Instruction
Give back the records below exactly, every one, with no pictures.

**** Task input

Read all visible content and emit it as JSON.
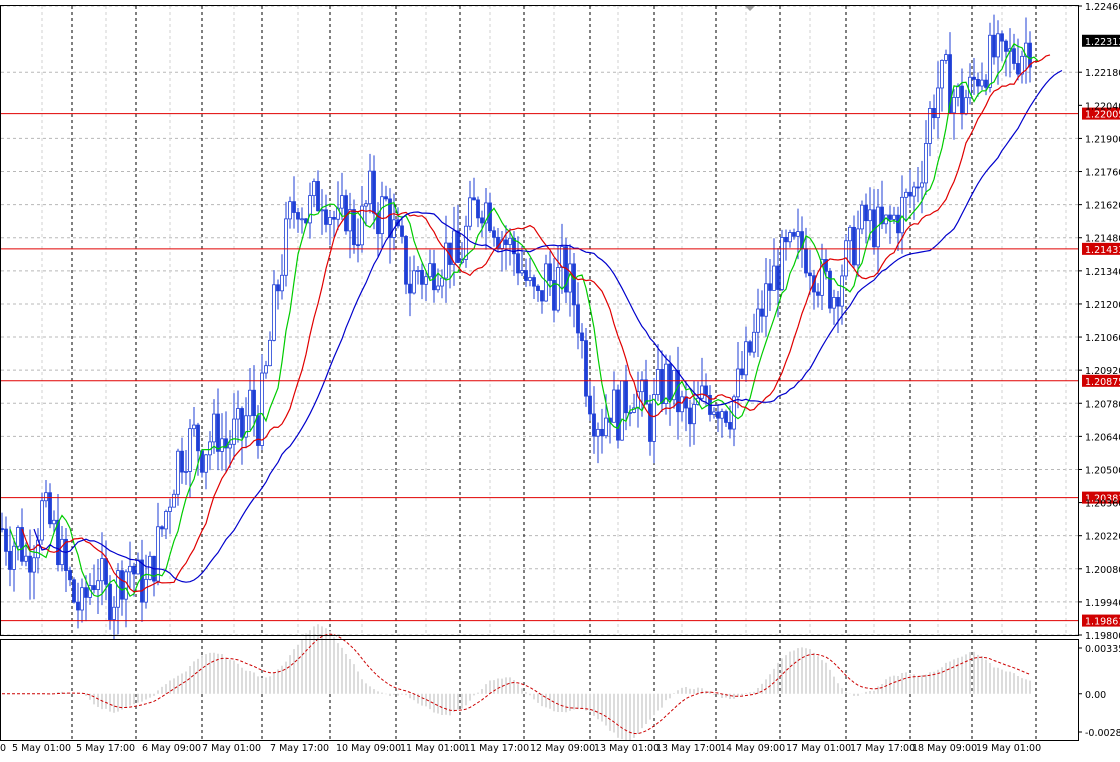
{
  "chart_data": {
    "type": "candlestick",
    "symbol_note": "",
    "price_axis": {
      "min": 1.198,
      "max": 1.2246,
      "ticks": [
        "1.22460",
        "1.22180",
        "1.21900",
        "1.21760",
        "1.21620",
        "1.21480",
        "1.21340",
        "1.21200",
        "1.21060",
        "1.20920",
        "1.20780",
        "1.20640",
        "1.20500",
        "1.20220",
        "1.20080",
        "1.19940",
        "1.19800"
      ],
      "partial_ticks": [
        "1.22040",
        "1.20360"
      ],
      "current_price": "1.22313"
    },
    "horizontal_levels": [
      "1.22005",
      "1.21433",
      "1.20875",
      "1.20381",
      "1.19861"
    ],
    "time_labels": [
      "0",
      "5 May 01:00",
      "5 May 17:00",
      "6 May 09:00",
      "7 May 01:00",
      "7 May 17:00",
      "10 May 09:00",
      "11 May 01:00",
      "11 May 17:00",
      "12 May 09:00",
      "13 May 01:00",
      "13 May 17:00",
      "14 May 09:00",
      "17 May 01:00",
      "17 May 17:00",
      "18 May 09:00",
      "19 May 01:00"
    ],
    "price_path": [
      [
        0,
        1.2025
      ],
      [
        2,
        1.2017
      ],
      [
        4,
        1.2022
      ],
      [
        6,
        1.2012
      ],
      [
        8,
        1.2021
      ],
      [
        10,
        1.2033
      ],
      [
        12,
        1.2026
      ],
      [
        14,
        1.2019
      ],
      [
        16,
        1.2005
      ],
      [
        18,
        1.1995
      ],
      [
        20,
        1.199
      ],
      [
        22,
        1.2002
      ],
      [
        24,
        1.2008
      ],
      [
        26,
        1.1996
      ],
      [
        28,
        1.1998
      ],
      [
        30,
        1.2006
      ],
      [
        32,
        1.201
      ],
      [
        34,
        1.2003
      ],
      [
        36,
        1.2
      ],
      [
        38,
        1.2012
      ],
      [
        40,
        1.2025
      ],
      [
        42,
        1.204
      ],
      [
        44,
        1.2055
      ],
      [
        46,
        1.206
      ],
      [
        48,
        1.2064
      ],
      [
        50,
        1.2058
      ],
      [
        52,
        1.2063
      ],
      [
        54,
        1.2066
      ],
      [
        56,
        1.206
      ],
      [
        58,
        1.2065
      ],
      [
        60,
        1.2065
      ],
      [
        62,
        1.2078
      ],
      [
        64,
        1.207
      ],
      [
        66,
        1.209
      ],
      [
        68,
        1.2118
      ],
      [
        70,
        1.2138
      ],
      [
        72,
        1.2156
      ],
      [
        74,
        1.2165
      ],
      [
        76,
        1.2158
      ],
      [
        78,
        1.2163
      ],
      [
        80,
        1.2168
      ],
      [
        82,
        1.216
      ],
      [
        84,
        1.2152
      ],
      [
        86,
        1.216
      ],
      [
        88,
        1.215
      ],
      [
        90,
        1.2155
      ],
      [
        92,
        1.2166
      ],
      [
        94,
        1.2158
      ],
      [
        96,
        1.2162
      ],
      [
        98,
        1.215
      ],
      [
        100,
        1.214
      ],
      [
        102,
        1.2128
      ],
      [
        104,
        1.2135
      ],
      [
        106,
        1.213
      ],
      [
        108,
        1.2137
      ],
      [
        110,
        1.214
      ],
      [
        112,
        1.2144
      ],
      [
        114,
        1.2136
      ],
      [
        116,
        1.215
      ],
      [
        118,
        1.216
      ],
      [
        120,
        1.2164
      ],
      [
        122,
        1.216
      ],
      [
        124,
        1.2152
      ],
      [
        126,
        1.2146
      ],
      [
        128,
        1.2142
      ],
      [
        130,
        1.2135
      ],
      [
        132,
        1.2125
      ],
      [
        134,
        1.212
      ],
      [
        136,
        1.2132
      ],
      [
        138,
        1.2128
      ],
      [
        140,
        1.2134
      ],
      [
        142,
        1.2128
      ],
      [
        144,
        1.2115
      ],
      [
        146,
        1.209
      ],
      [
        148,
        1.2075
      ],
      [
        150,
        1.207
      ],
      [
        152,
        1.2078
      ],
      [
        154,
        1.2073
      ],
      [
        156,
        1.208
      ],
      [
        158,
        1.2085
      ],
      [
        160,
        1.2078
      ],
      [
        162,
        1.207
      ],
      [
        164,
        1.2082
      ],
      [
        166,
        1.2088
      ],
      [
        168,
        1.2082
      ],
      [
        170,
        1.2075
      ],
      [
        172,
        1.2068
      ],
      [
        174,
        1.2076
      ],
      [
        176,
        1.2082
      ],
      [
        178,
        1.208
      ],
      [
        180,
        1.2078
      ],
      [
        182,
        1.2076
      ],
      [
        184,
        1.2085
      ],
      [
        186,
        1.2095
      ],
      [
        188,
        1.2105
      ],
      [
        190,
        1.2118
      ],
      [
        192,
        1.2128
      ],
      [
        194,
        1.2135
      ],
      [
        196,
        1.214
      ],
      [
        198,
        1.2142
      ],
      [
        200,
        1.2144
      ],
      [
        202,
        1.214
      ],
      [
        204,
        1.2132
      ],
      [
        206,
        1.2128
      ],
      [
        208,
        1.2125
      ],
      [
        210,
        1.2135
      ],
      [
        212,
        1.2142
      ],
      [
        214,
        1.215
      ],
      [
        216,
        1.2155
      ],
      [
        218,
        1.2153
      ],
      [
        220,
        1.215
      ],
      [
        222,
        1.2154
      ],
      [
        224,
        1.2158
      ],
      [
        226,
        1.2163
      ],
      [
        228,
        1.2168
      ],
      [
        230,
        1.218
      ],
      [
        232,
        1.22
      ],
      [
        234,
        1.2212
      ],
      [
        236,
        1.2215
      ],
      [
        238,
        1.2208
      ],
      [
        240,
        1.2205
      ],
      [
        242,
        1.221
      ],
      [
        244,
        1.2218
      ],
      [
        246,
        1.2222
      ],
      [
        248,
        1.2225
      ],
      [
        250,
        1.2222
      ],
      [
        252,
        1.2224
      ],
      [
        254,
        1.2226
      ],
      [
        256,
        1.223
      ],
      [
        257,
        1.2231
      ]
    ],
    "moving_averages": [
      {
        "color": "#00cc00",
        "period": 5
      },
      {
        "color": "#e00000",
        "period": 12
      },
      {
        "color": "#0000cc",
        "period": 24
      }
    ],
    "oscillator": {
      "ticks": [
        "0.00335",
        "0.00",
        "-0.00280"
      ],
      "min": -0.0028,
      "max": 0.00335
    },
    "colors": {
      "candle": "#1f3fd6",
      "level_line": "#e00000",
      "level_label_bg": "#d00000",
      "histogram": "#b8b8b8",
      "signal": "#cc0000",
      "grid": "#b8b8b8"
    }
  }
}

********

Full response
Read all visible content and emit it as JSON.
{
  "chart_data": {
    "type": "candlestick",
    "symbol_note": "",
    "price_axis": {
      "min": 1.198,
      "max": 1.2246,
      "ticks": [
        "1.22460",
        "1.22180",
        "1.21900",
        "1.21760",
        "1.21620",
        "1.21480",
        "1.21340",
        "1.21200",
        "1.21060",
        "1.20920",
        "1.20780",
        "1.20640",
        "1.20500",
        "1.20220",
        "1.20080",
        "1.19940",
        "1.19800"
      ],
      "partial_ticks": [
        "1.22040",
        "1.20360"
      ],
      "current_price": "1.22313"
    },
    "horizontal_levels": [
      "1.22005",
      "1.21433",
      "1.20875",
      "1.20381",
      "1.19861"
    ],
    "time_labels": [
      "0",
      "5 May 01:00",
      "5 May 17:00",
      "6 May 09:00",
      "7 May 01:00",
      "7 May 17:00",
      "10 May 09:00",
      "11 May 01:00",
      "11 May 17:00",
      "12 May 09:00",
      "13 May 01:00",
      "13 May 17:00",
      "14 May 09:00",
      "17 May 01:00",
      "17 May 17:00",
      "18 May 09:00",
      "19 May 01:00"
    ],
    "price_path": [
      [
        0,
        1.2025
      ],
      [
        2,
        1.2017
      ],
      [
        4,
        1.2022
      ],
      [
        6,
        1.2012
      ],
      [
        8,
        1.2021
      ],
      [
        10,
        1.2033
      ],
      [
        12,
        1.2026
      ],
      [
        14,
        1.2019
      ],
      [
        16,
        1.2005
      ],
      [
        18,
        1.1995
      ],
      [
        20,
        1.199
      ],
      [
        22,
        1.2002
      ],
      [
        24,
        1.2008
      ],
      [
        26,
        1.1996
      ],
      [
        28,
        1.1998
      ],
      [
        30,
        1.2006
      ],
      [
        32,
        1.201
      ],
      [
        34,
        1.2003
      ],
      [
        36,
        1.2
      ],
      [
        38,
        1.2012
      ],
      [
        40,
        1.2025
      ],
      [
        42,
        1.204
      ],
      [
        44,
        1.2055
      ],
      [
        46,
        1.206
      ],
      [
        48,
        1.2064
      ],
      [
        50,
        1.2058
      ],
      [
        52,
        1.2063
      ],
      [
        54,
        1.2066
      ],
      [
        56,
        1.206
      ],
      [
        58,
        1.2065
      ],
      [
        60,
        1.2065
      ],
      [
        62,
        1.2078
      ],
      [
        64,
        1.207
      ],
      [
        66,
        1.209
      ],
      [
        68,
        1.2118
      ],
      [
        70,
        1.2138
      ],
      [
        72,
        1.2156
      ],
      [
        74,
        1.2165
      ],
      [
        76,
        1.2158
      ],
      [
        78,
        1.2163
      ],
      [
        80,
        1.2168
      ],
      [
        82,
        1.216
      ],
      [
        84,
        1.2152
      ],
      [
        86,
        1.216
      ],
      [
        88,
        1.215
      ],
      [
        90,
        1.2155
      ],
      [
        92,
        1.2166
      ],
      [
        94,
        1.2158
      ],
      [
        96,
        1.2162
      ],
      [
        98,
        1.215
      ],
      [
        100,
        1.214
      ],
      [
        102,
        1.2128
      ],
      [
        104,
        1.2135
      ],
      [
        106,
        1.213
      ],
      [
        108,
        1.2137
      ],
      [
        110,
        1.214
      ],
      [
        112,
        1.2144
      ],
      [
        114,
        1.2136
      ],
      [
        116,
        1.215
      ],
      [
        118,
        1.216
      ],
      [
        120,
        1.2164
      ],
      [
        122,
        1.216
      ],
      [
        124,
        1.2152
      ],
      [
        126,
        1.2146
      ],
      [
        128,
        1.2142
      ],
      [
        130,
        1.2135
      ],
      [
        132,
        1.2125
      ],
      [
        134,
        1.212
      ],
      [
        136,
        1.2132
      ],
      [
        138,
        1.2128
      ],
      [
        140,
        1.2134
      ],
      [
        142,
        1.2128
      ],
      [
        144,
        1.2115
      ],
      [
        146,
        1.209
      ],
      [
        148,
        1.2075
      ],
      [
        150,
        1.207
      ],
      [
        152,
        1.2078
      ],
      [
        154,
        1.2073
      ],
      [
        156,
        1.208
      ],
      [
        158,
        1.2085
      ],
      [
        160,
        1.2078
      ],
      [
        162,
        1.207
      ],
      [
        164,
        1.2082
      ],
      [
        166,
        1.2088
      ],
      [
        168,
        1.2082
      ],
      [
        170,
        1.2075
      ],
      [
        172,
        1.2068
      ],
      [
        174,
        1.2076
      ],
      [
        176,
        1.2082
      ],
      [
        178,
        1.208
      ],
      [
        180,
        1.2078
      ],
      [
        182,
        1.2076
      ],
      [
        184,
        1.2085
      ],
      [
        186,
        1.2095
      ],
      [
        188,
        1.2105
      ],
      [
        190,
        1.2118
      ],
      [
        192,
        1.2128
      ],
      [
        194,
        1.2135
      ],
      [
        196,
        1.214
      ],
      [
        198,
        1.2142
      ],
      [
        200,
        1.2144
      ],
      [
        202,
        1.214
      ],
      [
        204,
        1.2132
      ],
      [
        206,
        1.2128
      ],
      [
        208,
        1.2125
      ],
      [
        210,
        1.2135
      ],
      [
        212,
        1.2142
      ],
      [
        214,
        1.215
      ],
      [
        216,
        1.2155
      ],
      [
        218,
        1.2153
      ],
      [
        220,
        1.215
      ],
      [
        222,
        1.2154
      ],
      [
        224,
        1.2158
      ],
      [
        226,
        1.2163
      ],
      [
        228,
        1.2168
      ],
      [
        230,
        1.218
      ],
      [
        232,
        1.22
      ],
      [
        234,
        1.2212
      ],
      [
        236,
        1.2215
      ],
      [
        238,
        1.2208
      ],
      [
        240,
        1.2205
      ],
      [
        242,
        1.221
      ],
      [
        244,
        1.2218
      ],
      [
        246,
        1.2222
      ],
      [
        248,
        1.2225
      ],
      [
        250,
        1.2222
      ],
      [
        252,
        1.2224
      ],
      [
        254,
        1.2226
      ],
      [
        256,
        1.223
      ],
      [
        257,
        1.2231
      ]
    ],
    "moving_averages": [
      {
        "color": "#00cc00",
        "period": 5
      },
      {
        "color": "#e00000",
        "period": 12
      },
      {
        "color": "#0000cc",
        "period": 24
      }
    ],
    "oscillator": {
      "ticks": [
        "0.00335",
        "0.00",
        "-0.00280"
      ],
      "min": -0.0028,
      "max": 0.00335
    },
    "colors": {
      "candle": "#1f3fd6",
      "level_line": "#e00000",
      "level_label_bg": "#d00000",
      "histogram": "#b8b8b8",
      "signal": "#cc0000",
      "grid": "#b8b8b8"
    }
  }
}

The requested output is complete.